What is asked
Copy all lines holding the word "structured" from the entries.

Task inputs
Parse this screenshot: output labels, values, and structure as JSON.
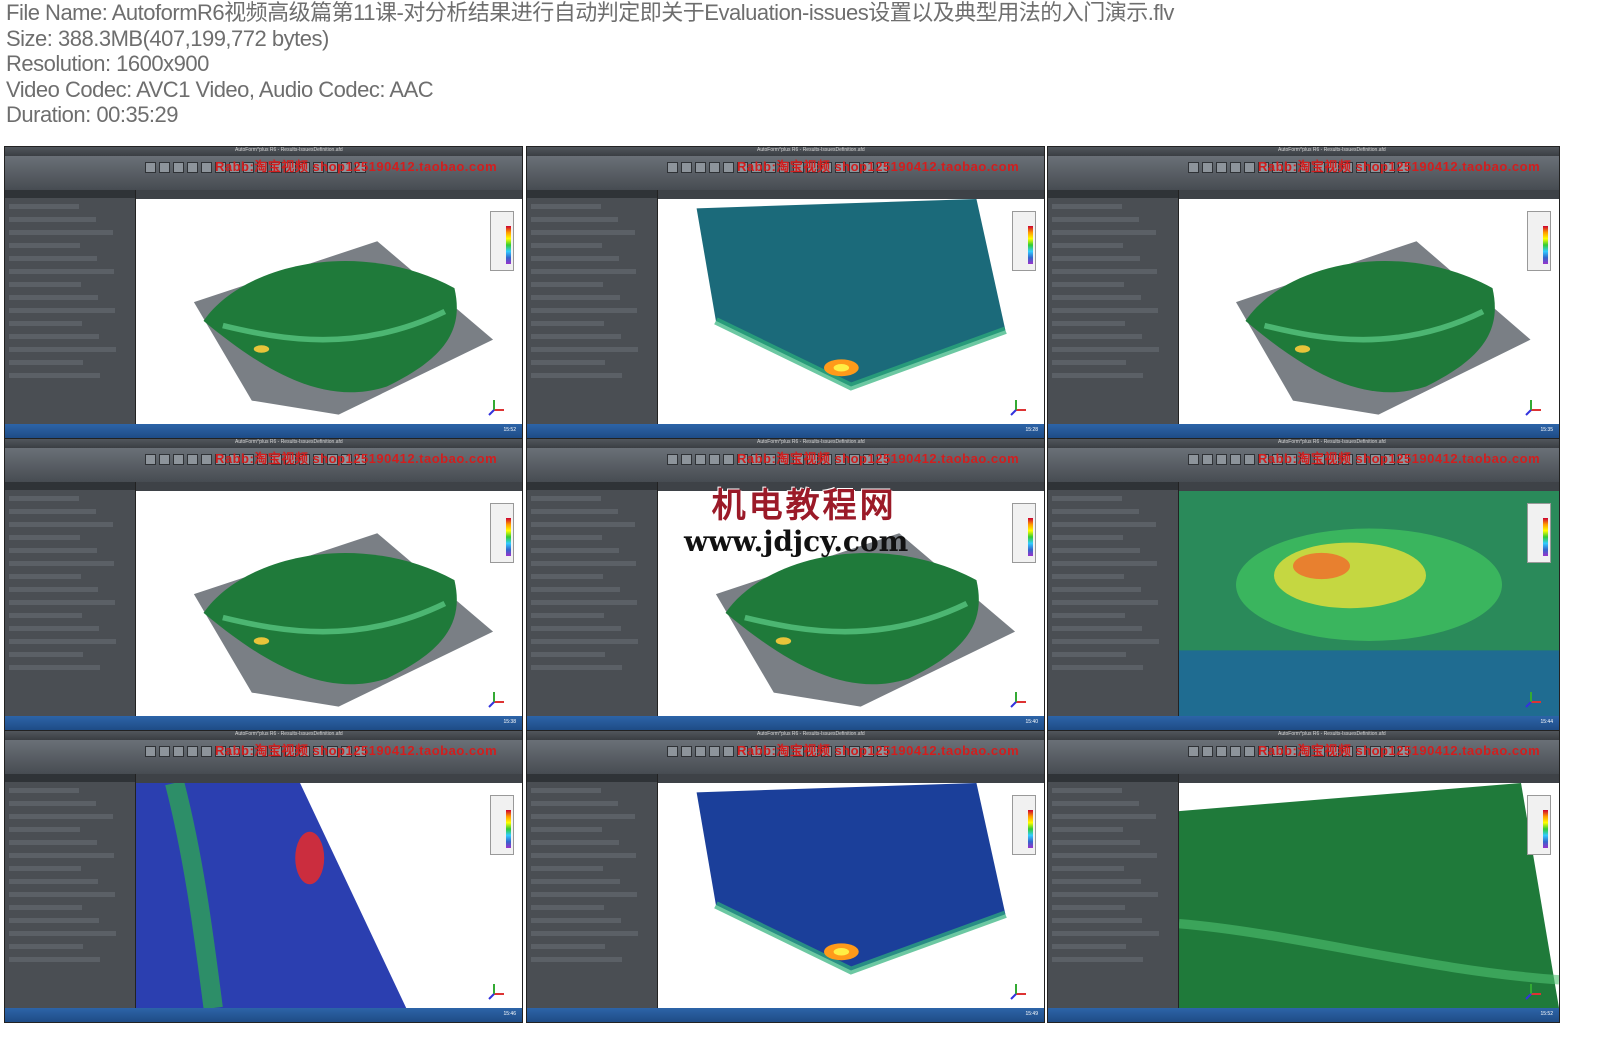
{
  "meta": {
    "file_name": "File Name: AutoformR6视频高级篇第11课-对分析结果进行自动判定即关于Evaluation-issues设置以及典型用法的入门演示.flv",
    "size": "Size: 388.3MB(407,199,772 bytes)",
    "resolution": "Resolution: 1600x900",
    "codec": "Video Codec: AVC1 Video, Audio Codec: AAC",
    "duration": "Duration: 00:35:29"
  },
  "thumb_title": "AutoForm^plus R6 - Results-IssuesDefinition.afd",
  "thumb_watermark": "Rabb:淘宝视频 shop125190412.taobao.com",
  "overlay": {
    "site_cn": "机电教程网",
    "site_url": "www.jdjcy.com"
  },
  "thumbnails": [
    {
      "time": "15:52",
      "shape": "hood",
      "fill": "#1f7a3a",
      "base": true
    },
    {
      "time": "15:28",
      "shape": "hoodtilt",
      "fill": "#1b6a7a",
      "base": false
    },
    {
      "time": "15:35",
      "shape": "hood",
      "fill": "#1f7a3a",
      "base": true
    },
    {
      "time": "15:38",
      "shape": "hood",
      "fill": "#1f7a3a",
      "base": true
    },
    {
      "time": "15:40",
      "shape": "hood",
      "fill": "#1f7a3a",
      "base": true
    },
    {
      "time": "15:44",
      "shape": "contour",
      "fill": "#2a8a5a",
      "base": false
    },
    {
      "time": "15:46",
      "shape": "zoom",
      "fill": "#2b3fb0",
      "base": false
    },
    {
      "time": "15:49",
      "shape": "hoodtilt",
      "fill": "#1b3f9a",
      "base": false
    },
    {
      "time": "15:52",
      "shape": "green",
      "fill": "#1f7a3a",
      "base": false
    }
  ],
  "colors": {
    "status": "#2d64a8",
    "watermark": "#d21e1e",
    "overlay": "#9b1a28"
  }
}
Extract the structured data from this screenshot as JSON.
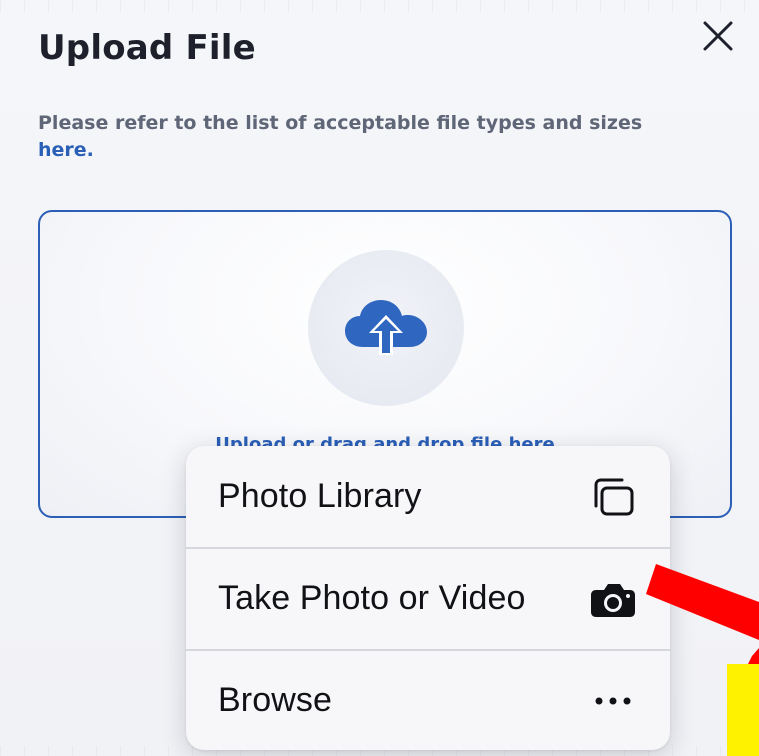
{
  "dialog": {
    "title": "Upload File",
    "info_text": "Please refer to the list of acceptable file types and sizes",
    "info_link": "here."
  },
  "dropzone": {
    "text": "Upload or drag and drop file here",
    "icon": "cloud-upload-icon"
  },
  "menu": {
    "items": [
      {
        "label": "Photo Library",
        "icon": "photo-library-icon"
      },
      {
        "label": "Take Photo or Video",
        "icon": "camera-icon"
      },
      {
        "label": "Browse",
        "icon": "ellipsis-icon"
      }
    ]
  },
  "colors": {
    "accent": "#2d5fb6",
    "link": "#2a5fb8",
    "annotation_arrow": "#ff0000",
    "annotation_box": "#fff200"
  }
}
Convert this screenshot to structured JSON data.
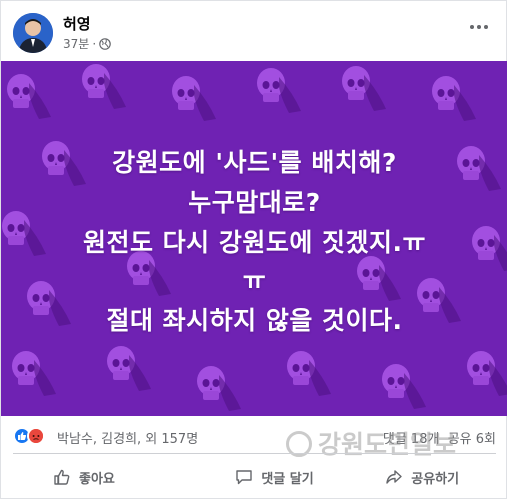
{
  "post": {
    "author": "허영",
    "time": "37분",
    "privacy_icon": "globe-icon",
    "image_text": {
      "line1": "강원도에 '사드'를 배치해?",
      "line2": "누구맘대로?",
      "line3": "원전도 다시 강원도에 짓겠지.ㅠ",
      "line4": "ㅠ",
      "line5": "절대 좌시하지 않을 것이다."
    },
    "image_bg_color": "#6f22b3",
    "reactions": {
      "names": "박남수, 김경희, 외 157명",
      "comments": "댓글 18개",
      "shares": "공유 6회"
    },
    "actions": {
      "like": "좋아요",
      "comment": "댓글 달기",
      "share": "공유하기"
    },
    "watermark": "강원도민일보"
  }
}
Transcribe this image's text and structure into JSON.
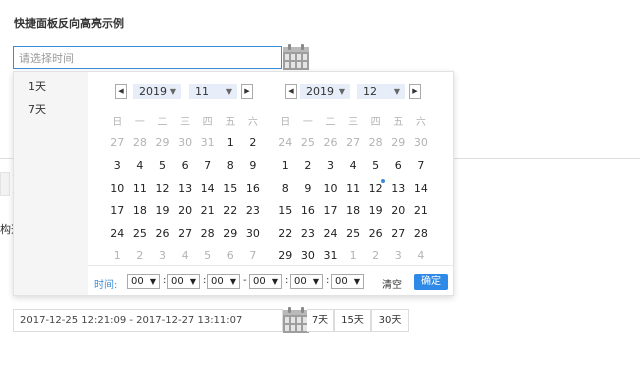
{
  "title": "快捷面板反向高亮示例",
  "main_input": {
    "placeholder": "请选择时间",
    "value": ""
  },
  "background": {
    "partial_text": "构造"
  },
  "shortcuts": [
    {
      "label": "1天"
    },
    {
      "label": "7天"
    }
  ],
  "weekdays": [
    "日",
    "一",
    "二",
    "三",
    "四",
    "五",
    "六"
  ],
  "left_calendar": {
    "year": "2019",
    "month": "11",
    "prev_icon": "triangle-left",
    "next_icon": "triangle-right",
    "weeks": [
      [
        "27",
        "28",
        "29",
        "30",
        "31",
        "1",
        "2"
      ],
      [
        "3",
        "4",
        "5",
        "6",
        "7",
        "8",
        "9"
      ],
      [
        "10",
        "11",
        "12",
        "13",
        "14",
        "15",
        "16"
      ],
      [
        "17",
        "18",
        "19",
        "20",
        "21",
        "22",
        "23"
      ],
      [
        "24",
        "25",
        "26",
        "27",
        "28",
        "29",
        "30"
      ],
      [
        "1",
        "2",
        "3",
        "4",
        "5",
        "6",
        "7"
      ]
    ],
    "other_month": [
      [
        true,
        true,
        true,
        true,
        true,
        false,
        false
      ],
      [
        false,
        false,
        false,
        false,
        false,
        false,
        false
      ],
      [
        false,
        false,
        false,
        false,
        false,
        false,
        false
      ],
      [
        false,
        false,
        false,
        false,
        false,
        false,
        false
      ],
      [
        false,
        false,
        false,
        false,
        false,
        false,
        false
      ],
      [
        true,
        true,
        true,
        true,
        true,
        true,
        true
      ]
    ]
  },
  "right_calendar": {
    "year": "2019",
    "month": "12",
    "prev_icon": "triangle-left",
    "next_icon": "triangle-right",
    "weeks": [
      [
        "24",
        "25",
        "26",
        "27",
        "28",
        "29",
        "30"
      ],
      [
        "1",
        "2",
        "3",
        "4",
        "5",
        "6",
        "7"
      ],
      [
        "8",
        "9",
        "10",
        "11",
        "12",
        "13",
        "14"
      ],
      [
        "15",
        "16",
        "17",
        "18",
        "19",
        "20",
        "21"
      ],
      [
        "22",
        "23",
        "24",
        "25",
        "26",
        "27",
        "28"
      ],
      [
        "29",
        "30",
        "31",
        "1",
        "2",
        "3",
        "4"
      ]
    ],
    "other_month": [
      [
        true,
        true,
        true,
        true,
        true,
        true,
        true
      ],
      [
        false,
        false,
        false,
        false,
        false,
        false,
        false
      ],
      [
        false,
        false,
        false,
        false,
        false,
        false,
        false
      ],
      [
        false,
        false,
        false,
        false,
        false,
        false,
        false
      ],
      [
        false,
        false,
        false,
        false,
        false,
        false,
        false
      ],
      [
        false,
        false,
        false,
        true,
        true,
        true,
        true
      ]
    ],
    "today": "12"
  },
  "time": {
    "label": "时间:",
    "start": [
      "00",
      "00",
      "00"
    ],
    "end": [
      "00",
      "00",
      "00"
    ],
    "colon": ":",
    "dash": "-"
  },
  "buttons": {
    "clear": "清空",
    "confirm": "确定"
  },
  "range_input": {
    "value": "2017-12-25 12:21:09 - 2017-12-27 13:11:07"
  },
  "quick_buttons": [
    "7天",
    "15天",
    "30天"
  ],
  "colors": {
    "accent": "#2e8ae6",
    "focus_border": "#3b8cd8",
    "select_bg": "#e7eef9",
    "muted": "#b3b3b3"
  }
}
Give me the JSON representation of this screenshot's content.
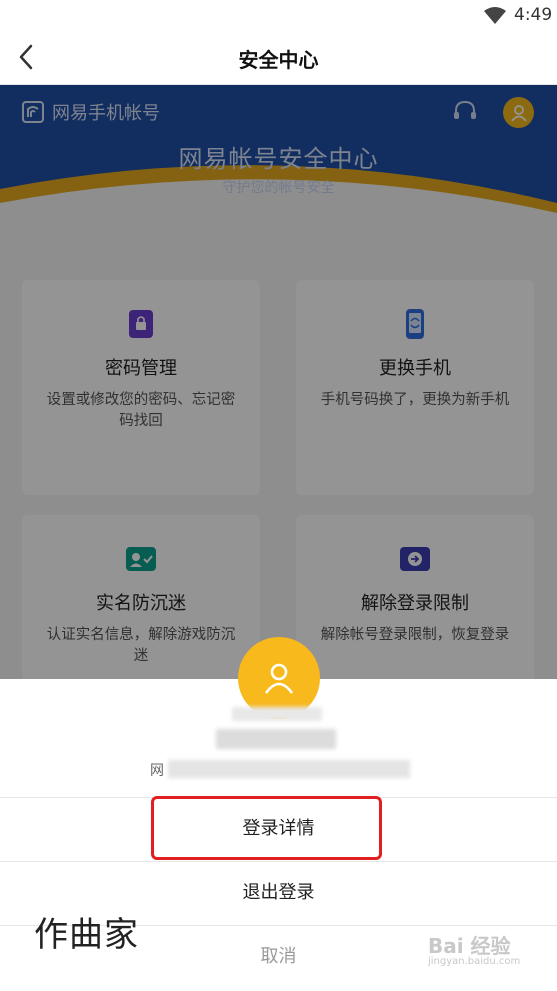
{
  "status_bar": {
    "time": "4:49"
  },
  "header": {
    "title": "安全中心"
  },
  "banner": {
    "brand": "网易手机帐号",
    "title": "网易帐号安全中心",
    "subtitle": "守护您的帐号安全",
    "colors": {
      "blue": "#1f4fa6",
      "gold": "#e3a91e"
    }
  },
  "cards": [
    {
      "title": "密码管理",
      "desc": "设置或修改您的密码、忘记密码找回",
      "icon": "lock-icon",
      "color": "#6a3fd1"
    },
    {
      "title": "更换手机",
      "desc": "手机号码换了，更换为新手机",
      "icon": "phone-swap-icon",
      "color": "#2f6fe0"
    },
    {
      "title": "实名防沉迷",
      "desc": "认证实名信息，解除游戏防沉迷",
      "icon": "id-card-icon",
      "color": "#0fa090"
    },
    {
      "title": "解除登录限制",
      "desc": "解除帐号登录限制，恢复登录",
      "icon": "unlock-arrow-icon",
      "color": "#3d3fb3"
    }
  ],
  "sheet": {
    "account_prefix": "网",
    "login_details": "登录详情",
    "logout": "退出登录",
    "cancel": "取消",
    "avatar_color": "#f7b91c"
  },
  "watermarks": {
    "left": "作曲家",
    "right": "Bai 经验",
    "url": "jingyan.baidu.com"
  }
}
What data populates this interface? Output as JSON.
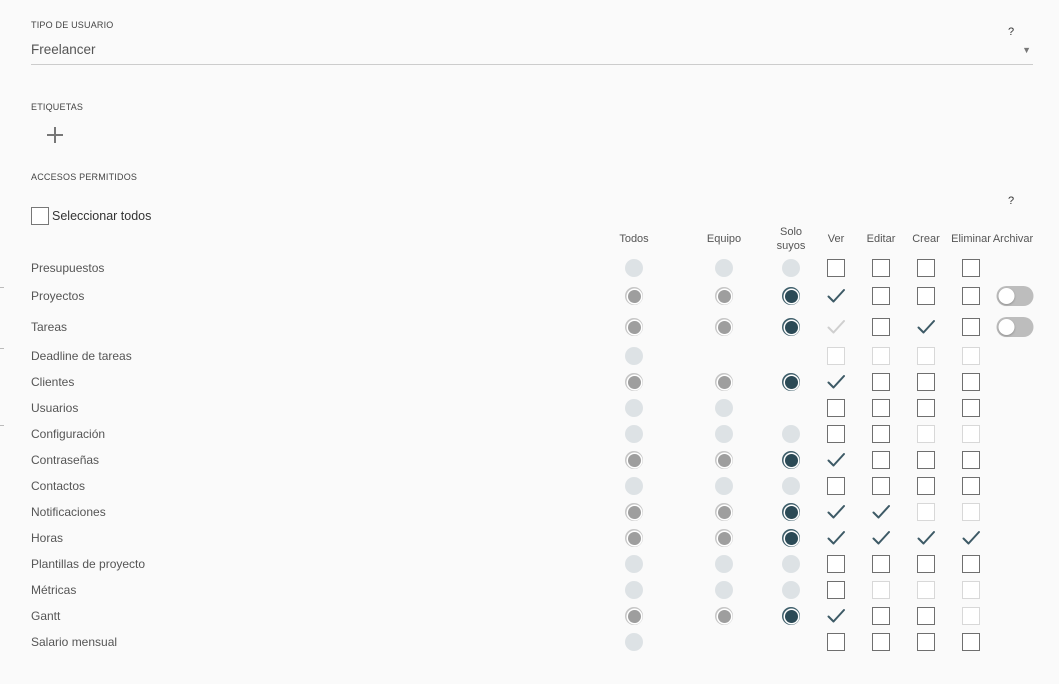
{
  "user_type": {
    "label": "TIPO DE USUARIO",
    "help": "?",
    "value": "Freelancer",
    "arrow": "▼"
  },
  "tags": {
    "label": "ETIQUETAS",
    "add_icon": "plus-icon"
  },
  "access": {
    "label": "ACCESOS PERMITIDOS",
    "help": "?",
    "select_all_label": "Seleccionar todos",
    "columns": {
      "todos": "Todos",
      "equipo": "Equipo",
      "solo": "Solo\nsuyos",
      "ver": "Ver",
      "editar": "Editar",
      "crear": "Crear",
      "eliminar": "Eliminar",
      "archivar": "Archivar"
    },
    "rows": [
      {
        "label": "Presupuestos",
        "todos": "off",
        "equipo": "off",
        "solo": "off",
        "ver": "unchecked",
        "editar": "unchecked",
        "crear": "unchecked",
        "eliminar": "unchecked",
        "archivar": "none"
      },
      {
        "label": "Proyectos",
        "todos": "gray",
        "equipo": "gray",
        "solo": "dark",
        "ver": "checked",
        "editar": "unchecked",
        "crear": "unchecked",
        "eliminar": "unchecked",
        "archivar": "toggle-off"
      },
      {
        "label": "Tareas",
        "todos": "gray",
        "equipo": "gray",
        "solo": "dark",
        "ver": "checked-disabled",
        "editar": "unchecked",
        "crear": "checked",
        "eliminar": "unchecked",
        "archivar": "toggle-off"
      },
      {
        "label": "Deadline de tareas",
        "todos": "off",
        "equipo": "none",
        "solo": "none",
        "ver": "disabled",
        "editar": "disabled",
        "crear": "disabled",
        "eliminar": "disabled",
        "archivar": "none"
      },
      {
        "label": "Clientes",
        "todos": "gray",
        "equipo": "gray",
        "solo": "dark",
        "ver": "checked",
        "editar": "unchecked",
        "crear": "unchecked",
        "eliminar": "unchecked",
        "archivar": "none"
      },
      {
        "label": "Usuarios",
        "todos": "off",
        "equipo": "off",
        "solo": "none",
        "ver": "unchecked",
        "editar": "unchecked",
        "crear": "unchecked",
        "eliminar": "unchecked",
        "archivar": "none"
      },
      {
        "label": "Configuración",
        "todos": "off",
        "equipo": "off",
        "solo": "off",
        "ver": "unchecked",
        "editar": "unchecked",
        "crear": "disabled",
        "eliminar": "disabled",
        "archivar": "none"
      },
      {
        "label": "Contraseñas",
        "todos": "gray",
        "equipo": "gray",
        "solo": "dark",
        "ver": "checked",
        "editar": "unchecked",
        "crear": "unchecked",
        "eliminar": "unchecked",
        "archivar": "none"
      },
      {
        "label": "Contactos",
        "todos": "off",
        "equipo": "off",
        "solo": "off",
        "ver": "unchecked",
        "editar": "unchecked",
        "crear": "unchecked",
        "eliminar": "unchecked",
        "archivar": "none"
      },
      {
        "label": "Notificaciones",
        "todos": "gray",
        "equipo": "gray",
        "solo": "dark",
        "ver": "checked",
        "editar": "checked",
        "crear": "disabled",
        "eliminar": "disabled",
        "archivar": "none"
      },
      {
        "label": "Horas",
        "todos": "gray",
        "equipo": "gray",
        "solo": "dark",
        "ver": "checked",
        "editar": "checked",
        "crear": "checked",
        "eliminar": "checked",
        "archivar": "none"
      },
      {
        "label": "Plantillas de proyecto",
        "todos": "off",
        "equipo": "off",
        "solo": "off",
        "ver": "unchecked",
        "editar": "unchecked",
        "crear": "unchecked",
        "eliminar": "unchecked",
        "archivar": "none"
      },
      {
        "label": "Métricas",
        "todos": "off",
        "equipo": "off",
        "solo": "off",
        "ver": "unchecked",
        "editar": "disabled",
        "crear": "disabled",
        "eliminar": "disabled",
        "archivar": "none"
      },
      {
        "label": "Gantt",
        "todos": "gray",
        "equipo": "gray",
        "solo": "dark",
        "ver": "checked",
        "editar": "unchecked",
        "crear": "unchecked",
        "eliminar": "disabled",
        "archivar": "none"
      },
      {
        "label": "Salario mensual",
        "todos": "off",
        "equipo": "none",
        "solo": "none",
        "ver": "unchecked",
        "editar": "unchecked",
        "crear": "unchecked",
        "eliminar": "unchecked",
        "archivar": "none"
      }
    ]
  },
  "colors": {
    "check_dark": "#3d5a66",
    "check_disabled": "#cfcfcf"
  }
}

Written solution
Extract the structured data from this screenshot as JSON.
Convert this screenshot to structured JSON data.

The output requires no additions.